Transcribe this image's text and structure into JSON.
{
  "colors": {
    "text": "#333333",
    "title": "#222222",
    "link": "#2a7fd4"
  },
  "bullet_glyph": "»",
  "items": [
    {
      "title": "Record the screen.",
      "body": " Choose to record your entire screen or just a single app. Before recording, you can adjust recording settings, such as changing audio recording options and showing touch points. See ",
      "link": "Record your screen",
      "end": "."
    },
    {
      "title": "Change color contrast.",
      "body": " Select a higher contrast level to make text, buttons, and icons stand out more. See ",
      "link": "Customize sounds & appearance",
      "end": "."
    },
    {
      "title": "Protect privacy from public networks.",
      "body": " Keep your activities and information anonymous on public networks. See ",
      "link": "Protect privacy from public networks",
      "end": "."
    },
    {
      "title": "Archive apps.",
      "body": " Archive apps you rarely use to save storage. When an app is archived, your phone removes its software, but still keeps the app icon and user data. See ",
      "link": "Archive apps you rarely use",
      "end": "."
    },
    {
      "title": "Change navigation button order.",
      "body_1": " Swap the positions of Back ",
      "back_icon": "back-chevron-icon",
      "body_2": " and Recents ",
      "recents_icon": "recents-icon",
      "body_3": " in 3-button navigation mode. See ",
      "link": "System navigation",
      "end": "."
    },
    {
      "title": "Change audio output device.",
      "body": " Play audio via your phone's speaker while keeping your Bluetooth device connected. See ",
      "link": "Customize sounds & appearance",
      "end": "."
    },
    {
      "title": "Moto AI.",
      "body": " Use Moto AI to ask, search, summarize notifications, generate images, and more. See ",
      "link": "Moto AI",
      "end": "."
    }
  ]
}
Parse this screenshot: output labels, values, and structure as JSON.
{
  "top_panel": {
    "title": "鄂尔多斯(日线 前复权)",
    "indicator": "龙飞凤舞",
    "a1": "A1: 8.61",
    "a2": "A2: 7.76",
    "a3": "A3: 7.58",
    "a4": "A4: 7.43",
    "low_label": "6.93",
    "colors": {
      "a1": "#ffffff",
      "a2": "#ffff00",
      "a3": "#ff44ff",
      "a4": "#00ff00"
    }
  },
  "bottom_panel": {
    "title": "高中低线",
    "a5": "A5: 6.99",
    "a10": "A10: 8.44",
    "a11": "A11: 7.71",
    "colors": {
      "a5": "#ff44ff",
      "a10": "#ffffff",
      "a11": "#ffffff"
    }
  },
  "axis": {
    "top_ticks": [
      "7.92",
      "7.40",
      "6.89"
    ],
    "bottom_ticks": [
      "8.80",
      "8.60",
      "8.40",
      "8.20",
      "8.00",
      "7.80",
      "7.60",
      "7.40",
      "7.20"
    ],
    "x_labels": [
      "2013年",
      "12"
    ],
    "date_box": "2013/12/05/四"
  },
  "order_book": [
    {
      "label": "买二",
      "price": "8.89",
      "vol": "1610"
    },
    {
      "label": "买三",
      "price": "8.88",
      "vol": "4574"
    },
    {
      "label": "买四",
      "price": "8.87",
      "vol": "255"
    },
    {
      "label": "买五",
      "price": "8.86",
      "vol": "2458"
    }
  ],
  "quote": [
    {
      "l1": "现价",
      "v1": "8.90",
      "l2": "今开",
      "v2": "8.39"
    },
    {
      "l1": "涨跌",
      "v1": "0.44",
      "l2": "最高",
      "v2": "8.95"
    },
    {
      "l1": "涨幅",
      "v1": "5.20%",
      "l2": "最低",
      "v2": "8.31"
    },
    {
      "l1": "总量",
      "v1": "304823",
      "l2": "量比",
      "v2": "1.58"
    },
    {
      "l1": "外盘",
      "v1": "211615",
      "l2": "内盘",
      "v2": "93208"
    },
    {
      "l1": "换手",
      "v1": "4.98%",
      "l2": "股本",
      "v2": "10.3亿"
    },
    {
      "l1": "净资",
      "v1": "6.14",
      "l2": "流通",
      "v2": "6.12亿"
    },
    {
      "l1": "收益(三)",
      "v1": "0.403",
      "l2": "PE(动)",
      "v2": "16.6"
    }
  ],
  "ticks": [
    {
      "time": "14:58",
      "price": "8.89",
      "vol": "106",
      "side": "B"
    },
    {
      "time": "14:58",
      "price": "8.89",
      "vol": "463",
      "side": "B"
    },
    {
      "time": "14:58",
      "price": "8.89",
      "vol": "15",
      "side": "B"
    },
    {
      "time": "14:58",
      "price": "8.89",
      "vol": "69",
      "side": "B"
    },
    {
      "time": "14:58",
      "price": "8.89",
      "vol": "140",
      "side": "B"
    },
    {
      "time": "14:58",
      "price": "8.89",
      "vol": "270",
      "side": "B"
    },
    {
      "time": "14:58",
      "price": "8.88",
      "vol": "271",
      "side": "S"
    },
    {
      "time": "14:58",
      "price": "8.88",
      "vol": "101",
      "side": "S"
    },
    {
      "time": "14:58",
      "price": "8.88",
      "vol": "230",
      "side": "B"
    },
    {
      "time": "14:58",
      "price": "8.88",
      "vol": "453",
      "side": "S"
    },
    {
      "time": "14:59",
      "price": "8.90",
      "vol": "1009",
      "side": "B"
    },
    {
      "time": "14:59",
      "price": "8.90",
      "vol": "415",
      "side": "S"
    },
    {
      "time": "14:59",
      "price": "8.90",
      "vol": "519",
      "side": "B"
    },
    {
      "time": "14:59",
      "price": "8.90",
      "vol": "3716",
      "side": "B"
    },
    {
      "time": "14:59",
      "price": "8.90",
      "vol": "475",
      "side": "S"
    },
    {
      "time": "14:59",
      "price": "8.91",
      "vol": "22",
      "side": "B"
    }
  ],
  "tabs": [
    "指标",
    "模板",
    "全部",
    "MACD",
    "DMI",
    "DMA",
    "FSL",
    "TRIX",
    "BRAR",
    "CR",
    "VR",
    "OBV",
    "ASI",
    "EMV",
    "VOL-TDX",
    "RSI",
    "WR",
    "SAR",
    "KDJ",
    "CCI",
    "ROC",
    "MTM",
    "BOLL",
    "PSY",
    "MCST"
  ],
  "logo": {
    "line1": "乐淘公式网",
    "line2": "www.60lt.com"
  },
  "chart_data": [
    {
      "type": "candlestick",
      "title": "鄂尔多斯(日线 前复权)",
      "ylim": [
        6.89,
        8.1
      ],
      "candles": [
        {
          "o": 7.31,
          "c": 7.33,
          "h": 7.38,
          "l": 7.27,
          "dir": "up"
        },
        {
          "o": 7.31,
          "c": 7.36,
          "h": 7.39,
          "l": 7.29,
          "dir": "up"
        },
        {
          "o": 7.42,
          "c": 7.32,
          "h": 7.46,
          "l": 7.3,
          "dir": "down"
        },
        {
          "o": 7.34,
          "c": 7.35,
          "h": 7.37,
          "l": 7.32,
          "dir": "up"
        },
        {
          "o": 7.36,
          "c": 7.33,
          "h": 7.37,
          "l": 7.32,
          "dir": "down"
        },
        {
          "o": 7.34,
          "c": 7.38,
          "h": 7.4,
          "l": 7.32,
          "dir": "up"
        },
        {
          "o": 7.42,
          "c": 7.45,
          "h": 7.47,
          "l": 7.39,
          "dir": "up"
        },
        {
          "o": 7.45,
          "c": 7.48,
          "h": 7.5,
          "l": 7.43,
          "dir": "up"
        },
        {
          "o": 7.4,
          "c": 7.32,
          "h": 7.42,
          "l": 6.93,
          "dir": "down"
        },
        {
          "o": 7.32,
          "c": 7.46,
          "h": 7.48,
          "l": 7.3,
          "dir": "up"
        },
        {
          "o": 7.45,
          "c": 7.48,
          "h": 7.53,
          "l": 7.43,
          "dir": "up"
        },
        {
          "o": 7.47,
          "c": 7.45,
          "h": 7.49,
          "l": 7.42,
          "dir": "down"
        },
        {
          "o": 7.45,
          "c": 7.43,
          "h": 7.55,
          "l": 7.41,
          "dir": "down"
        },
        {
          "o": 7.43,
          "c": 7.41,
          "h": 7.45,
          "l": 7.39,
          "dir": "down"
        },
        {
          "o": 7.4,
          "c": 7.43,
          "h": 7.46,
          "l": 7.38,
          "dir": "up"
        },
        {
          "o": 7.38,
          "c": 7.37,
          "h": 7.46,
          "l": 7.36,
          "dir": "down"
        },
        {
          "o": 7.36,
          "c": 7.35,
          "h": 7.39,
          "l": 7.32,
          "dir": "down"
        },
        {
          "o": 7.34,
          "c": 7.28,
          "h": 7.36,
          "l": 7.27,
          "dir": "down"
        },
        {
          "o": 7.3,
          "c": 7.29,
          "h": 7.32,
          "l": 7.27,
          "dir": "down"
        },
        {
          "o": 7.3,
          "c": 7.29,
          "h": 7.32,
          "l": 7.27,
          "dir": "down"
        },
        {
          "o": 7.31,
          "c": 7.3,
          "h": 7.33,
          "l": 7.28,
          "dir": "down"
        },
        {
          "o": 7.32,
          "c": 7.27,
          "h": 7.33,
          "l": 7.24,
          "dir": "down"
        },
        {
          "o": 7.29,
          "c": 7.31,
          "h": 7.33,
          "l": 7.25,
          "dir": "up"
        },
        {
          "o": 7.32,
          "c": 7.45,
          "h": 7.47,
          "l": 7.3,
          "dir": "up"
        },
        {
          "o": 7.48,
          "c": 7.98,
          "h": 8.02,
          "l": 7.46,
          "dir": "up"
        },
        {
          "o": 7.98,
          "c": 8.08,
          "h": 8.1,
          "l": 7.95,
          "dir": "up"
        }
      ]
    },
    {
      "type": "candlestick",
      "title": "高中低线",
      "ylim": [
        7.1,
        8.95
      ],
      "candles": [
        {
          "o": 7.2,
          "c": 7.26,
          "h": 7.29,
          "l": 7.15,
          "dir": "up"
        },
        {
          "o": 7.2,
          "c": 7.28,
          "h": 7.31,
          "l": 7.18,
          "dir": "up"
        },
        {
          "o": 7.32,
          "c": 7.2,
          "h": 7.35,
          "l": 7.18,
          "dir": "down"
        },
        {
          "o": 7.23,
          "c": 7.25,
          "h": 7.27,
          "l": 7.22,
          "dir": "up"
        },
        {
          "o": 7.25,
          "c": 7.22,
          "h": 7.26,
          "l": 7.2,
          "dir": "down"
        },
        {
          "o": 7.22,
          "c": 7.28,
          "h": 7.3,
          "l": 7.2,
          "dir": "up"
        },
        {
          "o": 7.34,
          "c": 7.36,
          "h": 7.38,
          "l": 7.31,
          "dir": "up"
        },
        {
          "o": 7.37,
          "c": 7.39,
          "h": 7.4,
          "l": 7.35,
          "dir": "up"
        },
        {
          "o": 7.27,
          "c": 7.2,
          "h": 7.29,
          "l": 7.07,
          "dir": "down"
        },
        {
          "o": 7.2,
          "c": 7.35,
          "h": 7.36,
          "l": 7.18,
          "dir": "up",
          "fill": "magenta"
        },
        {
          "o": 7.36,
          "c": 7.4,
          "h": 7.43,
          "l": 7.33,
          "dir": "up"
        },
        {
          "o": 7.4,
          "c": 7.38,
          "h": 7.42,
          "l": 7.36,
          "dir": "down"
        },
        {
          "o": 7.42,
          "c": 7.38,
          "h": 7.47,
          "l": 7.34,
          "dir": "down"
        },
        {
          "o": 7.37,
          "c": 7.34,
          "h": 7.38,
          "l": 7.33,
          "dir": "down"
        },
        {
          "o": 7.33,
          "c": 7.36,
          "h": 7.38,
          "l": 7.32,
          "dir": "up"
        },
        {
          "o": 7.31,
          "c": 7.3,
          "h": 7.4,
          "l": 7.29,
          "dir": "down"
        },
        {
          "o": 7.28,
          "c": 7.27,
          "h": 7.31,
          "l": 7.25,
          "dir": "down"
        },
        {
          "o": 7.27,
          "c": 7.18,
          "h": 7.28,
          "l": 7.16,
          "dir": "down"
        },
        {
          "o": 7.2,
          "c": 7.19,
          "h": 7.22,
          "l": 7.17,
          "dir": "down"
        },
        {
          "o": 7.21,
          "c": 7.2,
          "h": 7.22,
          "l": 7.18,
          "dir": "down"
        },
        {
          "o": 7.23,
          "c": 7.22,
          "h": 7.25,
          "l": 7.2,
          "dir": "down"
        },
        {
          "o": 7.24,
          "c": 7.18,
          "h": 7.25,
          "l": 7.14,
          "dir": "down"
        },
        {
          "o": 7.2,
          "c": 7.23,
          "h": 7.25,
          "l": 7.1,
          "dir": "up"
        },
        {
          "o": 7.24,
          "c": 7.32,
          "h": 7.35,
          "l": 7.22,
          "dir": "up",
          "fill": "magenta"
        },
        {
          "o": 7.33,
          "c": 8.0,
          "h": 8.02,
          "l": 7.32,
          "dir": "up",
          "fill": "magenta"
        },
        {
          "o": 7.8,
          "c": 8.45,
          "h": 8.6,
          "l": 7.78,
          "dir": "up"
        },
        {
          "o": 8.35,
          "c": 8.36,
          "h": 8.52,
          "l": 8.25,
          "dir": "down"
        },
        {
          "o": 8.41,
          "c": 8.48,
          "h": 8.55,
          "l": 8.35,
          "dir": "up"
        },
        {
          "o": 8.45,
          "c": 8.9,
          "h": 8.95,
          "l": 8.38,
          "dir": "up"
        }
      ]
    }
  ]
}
━━━━━━━━━━━━━━━━━━━━
Working from the material above, state how many lines contain "output"; give only the number.

2